GIVEN EXERCISE
Locate each line with the string "待君久不至" in the listing below and copy it.

--- Start MATERIAL SHOWN ---

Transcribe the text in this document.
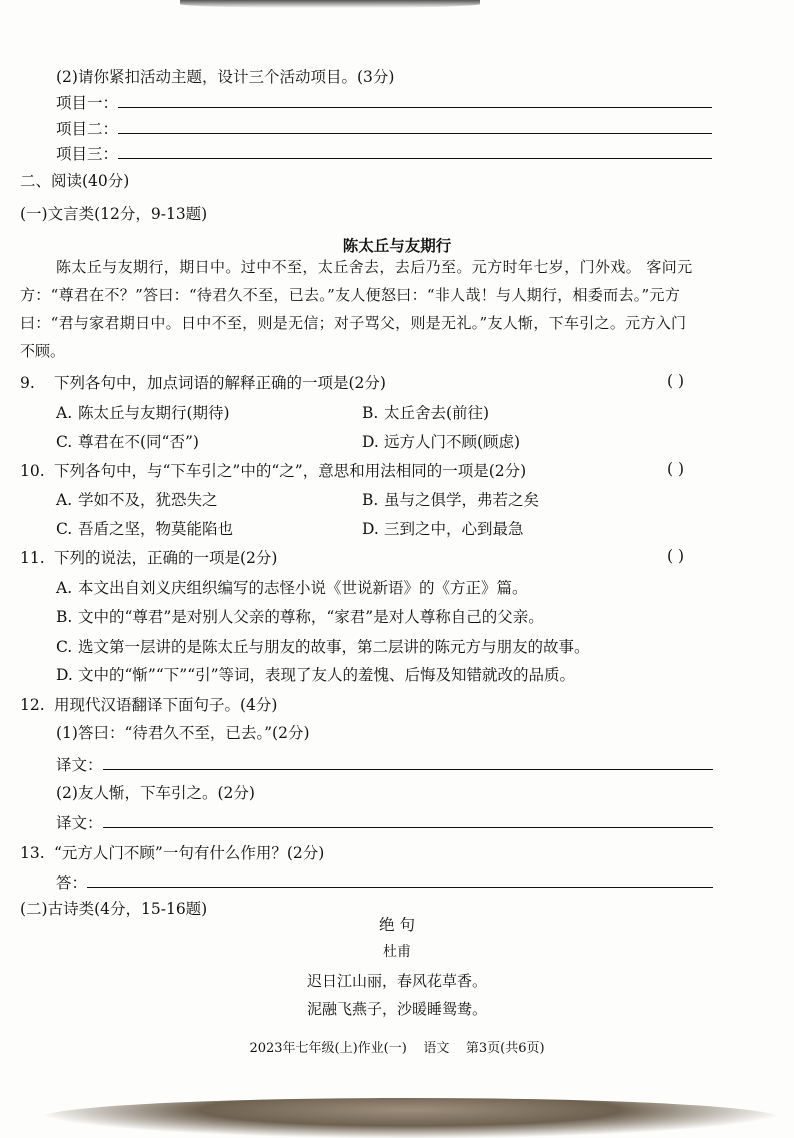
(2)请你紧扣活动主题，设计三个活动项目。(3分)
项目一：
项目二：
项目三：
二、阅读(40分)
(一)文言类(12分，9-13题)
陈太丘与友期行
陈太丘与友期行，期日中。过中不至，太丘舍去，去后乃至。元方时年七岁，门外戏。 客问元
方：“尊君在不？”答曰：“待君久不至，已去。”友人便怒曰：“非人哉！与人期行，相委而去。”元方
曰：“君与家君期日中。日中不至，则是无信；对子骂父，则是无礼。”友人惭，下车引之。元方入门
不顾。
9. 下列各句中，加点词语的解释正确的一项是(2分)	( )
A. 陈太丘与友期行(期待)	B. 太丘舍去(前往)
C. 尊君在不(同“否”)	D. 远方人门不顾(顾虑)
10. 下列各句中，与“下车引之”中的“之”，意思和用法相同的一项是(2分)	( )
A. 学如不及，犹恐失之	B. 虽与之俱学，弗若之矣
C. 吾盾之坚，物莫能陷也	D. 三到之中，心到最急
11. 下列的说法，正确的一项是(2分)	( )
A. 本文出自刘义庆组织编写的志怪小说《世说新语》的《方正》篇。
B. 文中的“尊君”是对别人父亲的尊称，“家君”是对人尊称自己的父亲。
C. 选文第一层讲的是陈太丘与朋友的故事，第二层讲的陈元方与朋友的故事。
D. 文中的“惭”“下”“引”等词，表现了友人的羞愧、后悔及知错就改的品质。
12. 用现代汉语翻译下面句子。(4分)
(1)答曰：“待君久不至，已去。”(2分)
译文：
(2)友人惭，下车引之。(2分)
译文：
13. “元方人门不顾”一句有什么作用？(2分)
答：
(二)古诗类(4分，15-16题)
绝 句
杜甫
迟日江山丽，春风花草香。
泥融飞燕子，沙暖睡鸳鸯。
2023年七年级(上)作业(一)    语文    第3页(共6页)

--- End MATERIAL SHOWN ---

RESULT OF THIS EXERCISE
方：“尊君在不？”答曰：“待君久不至，已去。”友人便怒曰：“非人哉！与人期行，相委而去。”元方
(1)答曰：“待君久不至，已去。”(2分)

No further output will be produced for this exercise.